* **Objectif 1**
D'après le passage sur les débuts du Brésil colonial, quel pape a reconnu en 1537 « l'humanité des indiens » ?
* **Objectif 2**
Indiquez si chaque affirmation concorde avec le passage sur les débuts du Brésil colonial, en répondant par oui ou non et en citant les mots décisifs du texte : (a) La colonisation réelle du Brésil a commencé vers 1530. (b) Les colons manquaient de terres propices aux cultures. (c) La teinture tirée du bois rouge servait à teindre des étoffes pourpres.
* **Objectif 3**
Poursuivez le passage sur les débuts du Brésil colonial après sa dernière phrase.

Entre 1500 et 1550 environ, la seule ressource connue et digne d'être exportée en Europe était un bois rouge fournissant une excellente teinture. Celle ci devint très à la mode dans les cours d'Europe, pour teindre les étoffes pourpres et constitua l'embryon d'une industrie. Le nom de cet arbre: "Pau Brasil " inspira celui de  cette nouvelle colonie.
La colonisation réelle du Brésil débutera vers 1530. Les colons découvrirent rapidement  que le sol et le climat se prêtaient bien à la culture de la canne à sucre, du tabac et du café. Seule manquait la main d'oeuvre.
Une lettre patente du pape Paul III reconnut en 1537 "l'humanité des indiens" et interdit donc de facto leur mise en esclavage. Bien qu'ils furent quelquefois "conviés" de force à travailler, les indiens ne pouvaient  ainsi être la solution au grave problème de main d'oeuvre posé aux colons.

* **Contenu des données**
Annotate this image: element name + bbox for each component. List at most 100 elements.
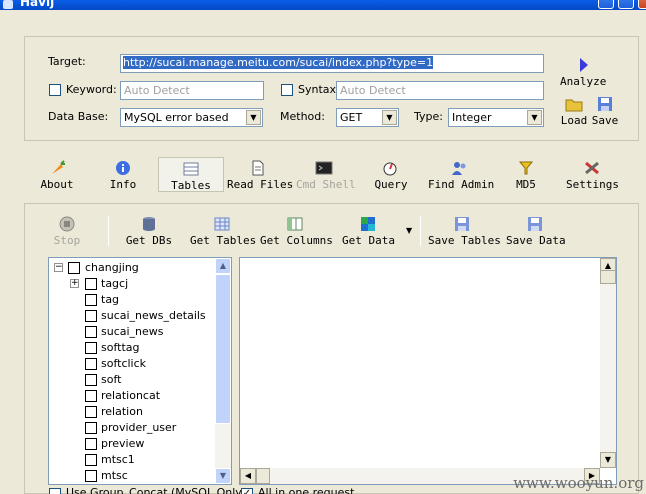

* **Réponse attendue 1**
Le pape Paul III, par une lettre patente.

* **Réponse attendue 2**
(a) Oui : « La colonisation réelle du Brésil débutera vers 1530. »
(b) Non : « le sol et le climat se prêtaient bien à la culture de la canne à sucre, du tabac et du café. Seule manquait la main d'oeuvre. »
(c) Oui : « pour teindre les étoffes pourpres »

* **Réponse attendue 3**
Comme le pape, dans sa bulle, avait "oublié" de déclarer en même temps "l'humanité des noirs" les portugais résolurent le problème comme tous les colons européens, en pratiquant la traite des noirs. Jusqu'en 1888 qui est la date officielle de l'abolition de l'esclavage au Brésil, trois millions et demi de noirs furent ainsi "acheminés" depuis l'Afrique contre du sucre, du rhum et du tabac brésilien. Les esclaves qui avaient survécu au voyage depuis l'Afrique trouvaient dans les plantations brésiliennes des conditions de travail très dures. (15 à 18 heures de travail quotidien, 365 jours par an) ainsi que  des conditions de vie et de traitement qui leur laissaient une espérance de vie de 8 ans....(Finalement, leur calvaire ne durait pas si longtemps....)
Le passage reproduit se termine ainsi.